READING PASSAGE
--------------------------------

America is Over-Malled, with Not Enough Warehouses to Support Amazon “As sales by internet retailers grow, though, there could be one class of REITs poised to benefit, Jefferies analyst Jonathan Petersen wrote in a note to clients Friday. While there is a glut of malls, there aren’t nearly enough warehouses across the U.S. to support internet retailers like Amazon, Petersen said. ‘[R]etail sales are not in decline, but rather shifting toward e-commerce retailers who require large amounts of warehouse space.’” (CNBC)

Real Estate Daily News Buzz June 23, 2017

Real Estate Daily News Buzz June 23, 2017

Real Estate Daily News Buzz is designed to give news snippets to readers that our (yet to be award winning) editors thought you could use to start your day. They come from various business perspectives, real estate, government, the Fed, local news, and the stock markets to save you time. Here you will find the headlines and what the news buzz of the day will be.

--------------------------------

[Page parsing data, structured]
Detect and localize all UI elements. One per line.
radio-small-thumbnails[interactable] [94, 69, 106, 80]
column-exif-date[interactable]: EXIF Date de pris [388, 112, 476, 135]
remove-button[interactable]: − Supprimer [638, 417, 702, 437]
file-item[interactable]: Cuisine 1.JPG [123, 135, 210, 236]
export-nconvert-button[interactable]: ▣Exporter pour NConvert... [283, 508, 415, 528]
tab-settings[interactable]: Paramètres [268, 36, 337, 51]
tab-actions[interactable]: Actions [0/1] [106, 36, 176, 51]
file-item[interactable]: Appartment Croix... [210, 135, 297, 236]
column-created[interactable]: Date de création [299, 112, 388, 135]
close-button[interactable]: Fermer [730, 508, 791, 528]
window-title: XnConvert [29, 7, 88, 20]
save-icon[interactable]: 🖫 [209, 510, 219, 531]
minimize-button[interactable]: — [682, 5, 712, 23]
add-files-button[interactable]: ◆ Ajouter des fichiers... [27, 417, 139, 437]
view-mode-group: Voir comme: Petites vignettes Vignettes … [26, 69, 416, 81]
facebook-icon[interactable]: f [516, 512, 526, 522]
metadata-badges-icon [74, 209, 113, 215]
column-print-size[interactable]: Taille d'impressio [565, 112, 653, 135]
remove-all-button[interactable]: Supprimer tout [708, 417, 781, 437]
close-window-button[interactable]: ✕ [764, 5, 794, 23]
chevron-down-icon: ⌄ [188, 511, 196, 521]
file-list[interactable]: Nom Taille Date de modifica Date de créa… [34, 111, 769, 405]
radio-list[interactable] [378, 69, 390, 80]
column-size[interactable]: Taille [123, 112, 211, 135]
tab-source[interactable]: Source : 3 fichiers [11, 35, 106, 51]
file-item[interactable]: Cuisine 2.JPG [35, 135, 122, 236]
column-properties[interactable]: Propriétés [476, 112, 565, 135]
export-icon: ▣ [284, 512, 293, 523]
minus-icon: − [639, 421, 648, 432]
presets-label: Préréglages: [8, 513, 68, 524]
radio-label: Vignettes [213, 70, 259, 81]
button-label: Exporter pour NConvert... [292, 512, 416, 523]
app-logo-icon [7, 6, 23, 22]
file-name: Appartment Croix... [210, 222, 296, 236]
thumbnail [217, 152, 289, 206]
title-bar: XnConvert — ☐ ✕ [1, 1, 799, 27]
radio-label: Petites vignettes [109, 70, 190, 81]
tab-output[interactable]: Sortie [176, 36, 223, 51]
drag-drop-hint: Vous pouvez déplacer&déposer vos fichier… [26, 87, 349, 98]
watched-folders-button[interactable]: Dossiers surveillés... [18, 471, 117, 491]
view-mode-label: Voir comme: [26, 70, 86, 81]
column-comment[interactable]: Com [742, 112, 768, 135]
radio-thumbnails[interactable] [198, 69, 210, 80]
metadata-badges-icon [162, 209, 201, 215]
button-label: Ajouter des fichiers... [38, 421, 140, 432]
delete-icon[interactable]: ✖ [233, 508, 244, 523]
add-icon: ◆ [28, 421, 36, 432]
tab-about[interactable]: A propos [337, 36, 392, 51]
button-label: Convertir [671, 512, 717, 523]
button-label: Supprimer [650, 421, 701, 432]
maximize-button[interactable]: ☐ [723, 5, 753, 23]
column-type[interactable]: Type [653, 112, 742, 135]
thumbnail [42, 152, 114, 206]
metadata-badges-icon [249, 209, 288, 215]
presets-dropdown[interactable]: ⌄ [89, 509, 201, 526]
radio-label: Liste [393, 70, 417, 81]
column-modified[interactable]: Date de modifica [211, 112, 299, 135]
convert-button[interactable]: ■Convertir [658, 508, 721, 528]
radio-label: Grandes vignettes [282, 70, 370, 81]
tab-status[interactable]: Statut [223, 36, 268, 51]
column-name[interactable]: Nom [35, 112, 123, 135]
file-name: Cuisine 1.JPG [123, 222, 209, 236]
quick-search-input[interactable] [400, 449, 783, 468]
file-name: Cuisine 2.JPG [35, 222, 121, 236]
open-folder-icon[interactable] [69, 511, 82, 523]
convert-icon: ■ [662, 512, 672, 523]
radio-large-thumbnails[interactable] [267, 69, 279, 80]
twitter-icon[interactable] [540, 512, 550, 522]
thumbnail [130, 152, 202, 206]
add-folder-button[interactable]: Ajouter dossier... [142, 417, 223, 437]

--------------------------------

TASKS FOR THIS EXERCISE
**a)** In the news excerpt on real estate, what do e-commerce retailers require large amounts of?
**b)** Decide whether each statement agrees with the news excerpt on real estate: (i) Petersen's note to clients was written on a Friday. (ii) Retail sales are in decline. (iii) The editors of Real Estate Daily News Buzz have already won awards.

RESPONSES TO THE EXERCISE
**a)** Warehouse space.

**b)**
(i) Yes: "wrote in a note to clients Friday"
(ii) No: "[R]etail sales are not in decline"
(iii) No: "our (yet to be award winning) editors"